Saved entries
[START]
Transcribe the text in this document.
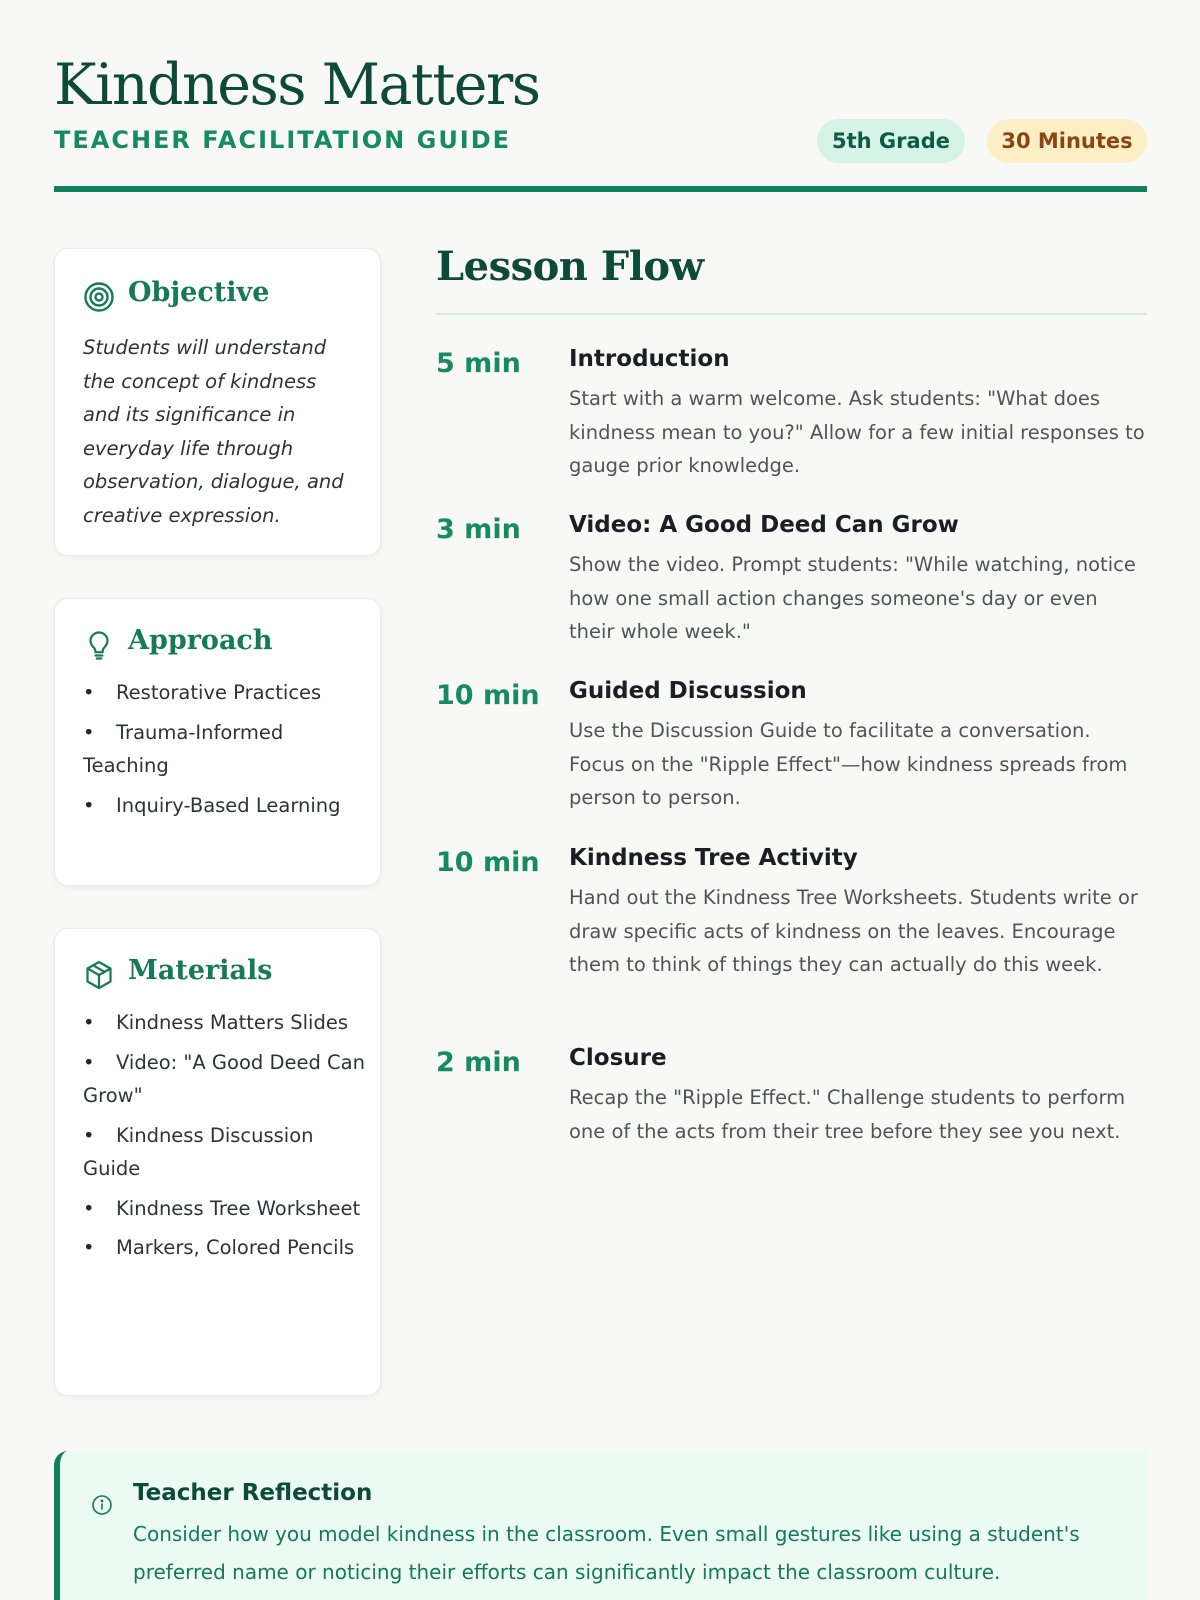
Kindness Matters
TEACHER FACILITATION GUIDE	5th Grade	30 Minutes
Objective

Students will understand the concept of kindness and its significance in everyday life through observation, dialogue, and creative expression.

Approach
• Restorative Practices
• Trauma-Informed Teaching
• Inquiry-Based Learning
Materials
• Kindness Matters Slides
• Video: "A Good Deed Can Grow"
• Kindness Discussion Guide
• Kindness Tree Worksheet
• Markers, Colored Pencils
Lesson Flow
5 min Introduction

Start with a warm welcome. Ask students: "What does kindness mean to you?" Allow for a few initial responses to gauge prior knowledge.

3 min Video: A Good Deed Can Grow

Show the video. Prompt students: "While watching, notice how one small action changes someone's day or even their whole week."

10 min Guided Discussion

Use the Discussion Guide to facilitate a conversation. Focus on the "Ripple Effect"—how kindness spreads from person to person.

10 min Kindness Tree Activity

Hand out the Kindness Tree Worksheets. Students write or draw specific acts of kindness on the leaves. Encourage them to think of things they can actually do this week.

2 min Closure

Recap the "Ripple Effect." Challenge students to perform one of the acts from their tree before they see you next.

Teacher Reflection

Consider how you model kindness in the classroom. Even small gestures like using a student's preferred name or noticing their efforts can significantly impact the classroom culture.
[END]
▶ [What is being asked]: For this exercise, gather every line of the data that contains the word "from".

▶ [Answer to this task]:
Use the Discussion Guide to facilitate a conversation. Focus on the "Ripple Effect"—how kindness spreads from person to person.
Recap the "Ripple Effect." Challenge students to perform one of the acts from their tree before they see you next.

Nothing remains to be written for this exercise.